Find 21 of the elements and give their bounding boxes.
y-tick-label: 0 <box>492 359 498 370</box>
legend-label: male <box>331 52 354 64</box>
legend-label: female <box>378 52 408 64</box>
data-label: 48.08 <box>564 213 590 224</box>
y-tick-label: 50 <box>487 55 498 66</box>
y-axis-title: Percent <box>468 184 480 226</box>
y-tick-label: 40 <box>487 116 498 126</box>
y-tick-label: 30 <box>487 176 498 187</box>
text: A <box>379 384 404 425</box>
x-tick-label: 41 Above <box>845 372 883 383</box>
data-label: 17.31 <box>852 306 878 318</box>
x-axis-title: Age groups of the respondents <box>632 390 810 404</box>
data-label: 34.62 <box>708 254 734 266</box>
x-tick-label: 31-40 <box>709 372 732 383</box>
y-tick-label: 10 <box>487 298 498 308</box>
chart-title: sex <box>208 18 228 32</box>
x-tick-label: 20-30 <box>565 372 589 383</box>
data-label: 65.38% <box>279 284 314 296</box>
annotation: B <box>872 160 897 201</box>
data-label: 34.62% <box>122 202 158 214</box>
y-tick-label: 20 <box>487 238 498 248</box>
○ ○ ○ ○
## Task details
Please reproduce every line of the records above without altering anything.

## Answer for this exercise
Find 21 of the elements and give their bounding boxes.
y-tick-label: 0 <box>492 359 498 370</box>
legend-label: male <box>331 52 354 64</box>
legend-label: female <box>378 52 408 64</box>
data-label: 48.08 <box>564 213 590 224</box>
y-tick-label: 50 <box>487 55 498 66</box>
y-axis-title: Percent <box>468 184 480 226</box>
y-tick-label: 40 <box>487 116 498 126</box>
y-tick-label: 30 <box>487 176 498 187</box>
text: A <box>379 384 404 425</box>
x-tick-label: 41 Above <box>845 372 883 383</box>
data-label: 17.31 <box>852 306 878 318</box>
x-axis-title: Age groups of the respondents <box>632 390 810 404</box>
data-label: 34.62 <box>708 254 734 266</box>
x-tick-label: 31-40 <box>709 372 732 383</box>
y-tick-label: 10 <box>487 298 498 308</box>
chart-title: sex <box>208 18 228 32</box>
x-tick-label: 20-30 <box>565 372 589 383</box>
data-label: 65.38% <box>279 284 314 296</box>
annotation: B <box>872 160 897 201</box>
data-label: 34.62% <box>122 202 158 214</box>
y-tick-label: 20 <box>487 238 498 248</box>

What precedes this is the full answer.